## Do this
Duplicate the lines of the material starting at the line that contains "document-icon: ▤ <box>1205 212 1219 228</box>" and ending after the line that contains "delete-button[interactable]: 🗑 删除 <box>1364 543".

***** Data section

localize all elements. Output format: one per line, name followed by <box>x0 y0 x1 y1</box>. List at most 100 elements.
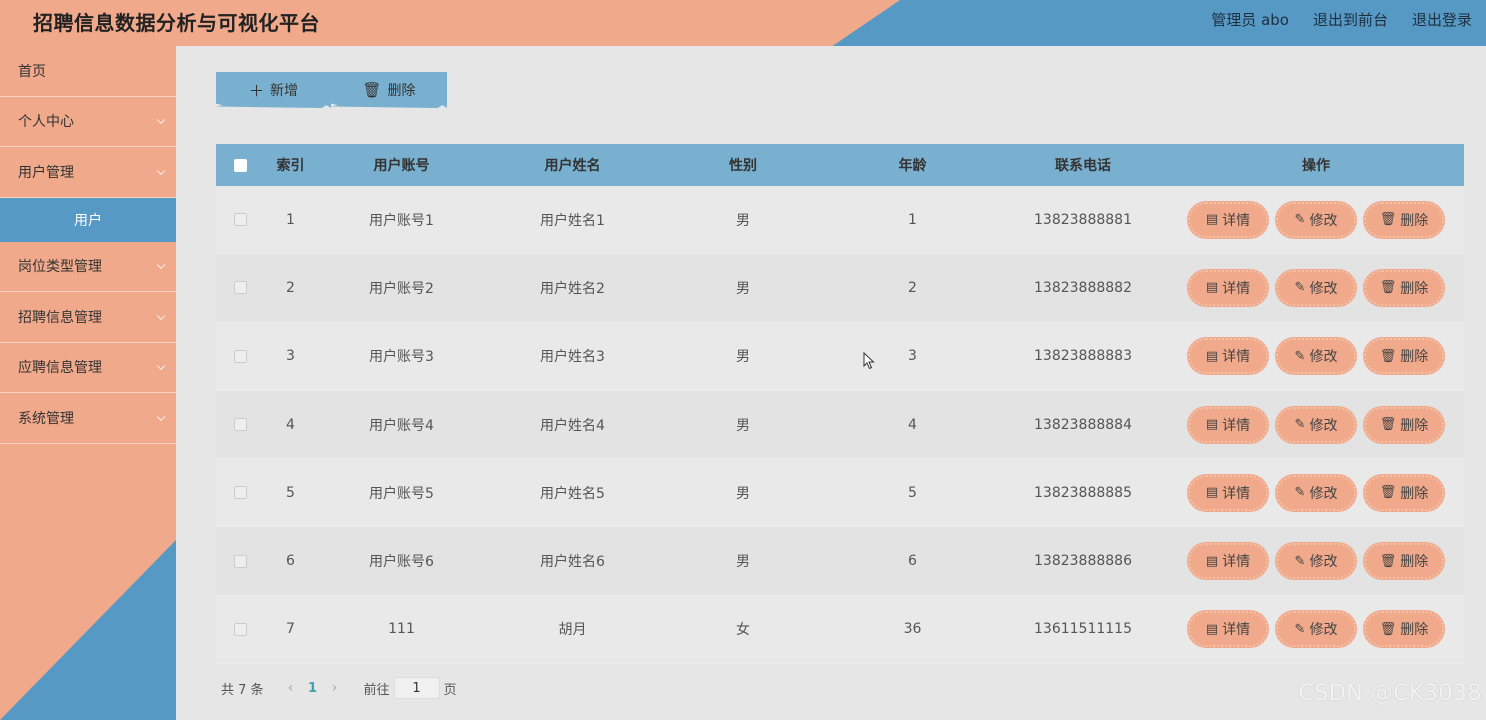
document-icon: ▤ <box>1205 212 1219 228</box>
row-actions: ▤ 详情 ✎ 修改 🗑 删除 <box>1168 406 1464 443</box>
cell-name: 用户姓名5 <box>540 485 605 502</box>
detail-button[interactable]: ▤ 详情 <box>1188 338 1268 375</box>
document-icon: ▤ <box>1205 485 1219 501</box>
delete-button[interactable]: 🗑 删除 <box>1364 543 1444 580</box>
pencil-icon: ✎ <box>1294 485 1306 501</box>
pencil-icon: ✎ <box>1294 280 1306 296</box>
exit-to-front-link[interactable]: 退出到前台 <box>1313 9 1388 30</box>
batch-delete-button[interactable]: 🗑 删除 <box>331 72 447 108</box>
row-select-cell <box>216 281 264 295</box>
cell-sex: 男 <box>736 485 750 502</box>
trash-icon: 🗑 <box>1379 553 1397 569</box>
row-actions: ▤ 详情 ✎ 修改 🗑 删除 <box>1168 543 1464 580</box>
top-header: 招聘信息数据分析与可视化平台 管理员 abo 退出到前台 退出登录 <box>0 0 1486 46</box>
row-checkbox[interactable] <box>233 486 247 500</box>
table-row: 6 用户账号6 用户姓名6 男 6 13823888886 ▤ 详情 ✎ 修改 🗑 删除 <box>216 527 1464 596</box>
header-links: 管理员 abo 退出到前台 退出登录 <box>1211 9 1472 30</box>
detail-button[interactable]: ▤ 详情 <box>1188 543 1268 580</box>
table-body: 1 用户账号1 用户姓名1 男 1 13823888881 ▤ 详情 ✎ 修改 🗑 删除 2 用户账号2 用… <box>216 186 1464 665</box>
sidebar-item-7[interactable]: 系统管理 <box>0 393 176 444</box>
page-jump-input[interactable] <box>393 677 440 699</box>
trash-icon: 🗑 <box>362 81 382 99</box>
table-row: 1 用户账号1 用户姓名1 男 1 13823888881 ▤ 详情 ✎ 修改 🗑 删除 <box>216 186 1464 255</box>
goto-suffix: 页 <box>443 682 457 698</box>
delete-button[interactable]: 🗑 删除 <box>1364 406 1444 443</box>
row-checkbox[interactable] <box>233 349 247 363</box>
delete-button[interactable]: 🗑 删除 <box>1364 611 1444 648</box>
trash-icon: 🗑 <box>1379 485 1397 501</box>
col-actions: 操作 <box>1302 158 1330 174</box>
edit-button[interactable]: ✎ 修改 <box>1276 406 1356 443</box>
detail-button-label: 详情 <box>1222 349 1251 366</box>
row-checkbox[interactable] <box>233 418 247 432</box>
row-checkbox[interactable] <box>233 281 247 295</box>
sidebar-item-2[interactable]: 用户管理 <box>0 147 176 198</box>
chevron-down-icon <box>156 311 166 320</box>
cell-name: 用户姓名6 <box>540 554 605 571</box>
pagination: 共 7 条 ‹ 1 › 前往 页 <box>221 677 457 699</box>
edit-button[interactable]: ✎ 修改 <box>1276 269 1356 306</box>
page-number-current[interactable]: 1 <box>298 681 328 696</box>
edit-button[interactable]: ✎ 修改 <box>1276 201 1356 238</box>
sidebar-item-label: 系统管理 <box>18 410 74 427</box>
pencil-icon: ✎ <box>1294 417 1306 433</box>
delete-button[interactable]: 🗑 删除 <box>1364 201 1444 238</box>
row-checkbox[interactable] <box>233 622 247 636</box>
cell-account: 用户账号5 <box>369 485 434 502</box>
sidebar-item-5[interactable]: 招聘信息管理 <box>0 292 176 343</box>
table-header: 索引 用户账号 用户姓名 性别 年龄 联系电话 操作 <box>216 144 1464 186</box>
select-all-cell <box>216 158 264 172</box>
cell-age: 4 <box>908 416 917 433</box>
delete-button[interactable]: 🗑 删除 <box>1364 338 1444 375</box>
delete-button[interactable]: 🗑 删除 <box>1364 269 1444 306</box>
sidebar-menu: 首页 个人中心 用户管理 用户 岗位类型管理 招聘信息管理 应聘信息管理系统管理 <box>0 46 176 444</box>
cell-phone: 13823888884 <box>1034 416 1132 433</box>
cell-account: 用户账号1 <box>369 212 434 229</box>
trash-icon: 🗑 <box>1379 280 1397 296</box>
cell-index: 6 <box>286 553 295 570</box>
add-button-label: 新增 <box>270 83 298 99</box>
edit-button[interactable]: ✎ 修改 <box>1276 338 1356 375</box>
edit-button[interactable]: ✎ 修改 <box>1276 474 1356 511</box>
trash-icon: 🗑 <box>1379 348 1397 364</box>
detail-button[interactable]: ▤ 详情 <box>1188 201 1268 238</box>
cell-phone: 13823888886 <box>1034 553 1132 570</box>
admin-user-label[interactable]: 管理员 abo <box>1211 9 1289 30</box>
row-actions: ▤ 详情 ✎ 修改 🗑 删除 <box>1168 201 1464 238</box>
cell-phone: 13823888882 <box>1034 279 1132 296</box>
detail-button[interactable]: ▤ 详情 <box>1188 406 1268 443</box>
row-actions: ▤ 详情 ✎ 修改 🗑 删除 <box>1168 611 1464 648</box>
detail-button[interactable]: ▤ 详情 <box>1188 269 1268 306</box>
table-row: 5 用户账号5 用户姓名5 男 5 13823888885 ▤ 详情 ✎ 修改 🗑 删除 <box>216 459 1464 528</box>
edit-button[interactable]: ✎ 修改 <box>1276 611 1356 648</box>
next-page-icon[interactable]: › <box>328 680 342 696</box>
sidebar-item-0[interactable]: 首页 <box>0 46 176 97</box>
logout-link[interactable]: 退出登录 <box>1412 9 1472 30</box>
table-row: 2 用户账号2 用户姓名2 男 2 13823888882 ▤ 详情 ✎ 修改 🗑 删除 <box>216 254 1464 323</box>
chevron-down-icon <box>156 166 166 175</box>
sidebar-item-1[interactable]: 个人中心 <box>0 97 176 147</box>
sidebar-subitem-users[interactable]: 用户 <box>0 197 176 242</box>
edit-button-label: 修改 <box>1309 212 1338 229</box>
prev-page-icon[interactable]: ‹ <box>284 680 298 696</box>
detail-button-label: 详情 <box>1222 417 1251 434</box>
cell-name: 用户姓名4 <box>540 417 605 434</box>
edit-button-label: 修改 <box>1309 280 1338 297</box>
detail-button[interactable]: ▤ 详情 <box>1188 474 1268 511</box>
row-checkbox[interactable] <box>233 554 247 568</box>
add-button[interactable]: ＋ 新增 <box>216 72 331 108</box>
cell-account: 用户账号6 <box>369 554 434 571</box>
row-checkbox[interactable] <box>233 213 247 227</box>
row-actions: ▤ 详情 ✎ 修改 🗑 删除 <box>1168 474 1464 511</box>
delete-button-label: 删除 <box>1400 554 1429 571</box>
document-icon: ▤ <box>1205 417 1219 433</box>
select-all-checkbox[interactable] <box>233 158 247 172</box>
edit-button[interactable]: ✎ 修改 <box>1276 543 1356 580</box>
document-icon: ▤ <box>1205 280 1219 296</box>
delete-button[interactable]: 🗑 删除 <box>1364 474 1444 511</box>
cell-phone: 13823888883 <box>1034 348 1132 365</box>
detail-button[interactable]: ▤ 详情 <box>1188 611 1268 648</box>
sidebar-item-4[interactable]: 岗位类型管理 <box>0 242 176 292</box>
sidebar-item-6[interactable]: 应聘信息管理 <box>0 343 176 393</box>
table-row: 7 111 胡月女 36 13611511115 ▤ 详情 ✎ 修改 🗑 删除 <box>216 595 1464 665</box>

**********

## Task output
document-icon: ▤ <box>1205 212 1219 228</box>
row-actions: ▤ 详情 ✎ 修改 🗑 删除 <box>1168 406 1464 443</box>
cell-name: 用户姓名5 <box>540 485 605 502</box>
detail-button[interactable]: ▤ 详情 <box>1188 338 1268 375</box>
document-icon: ▤ <box>1205 485 1219 501</box>
delete-button[interactable]: 🗑 删除 <box>1364 543 1444 580</box>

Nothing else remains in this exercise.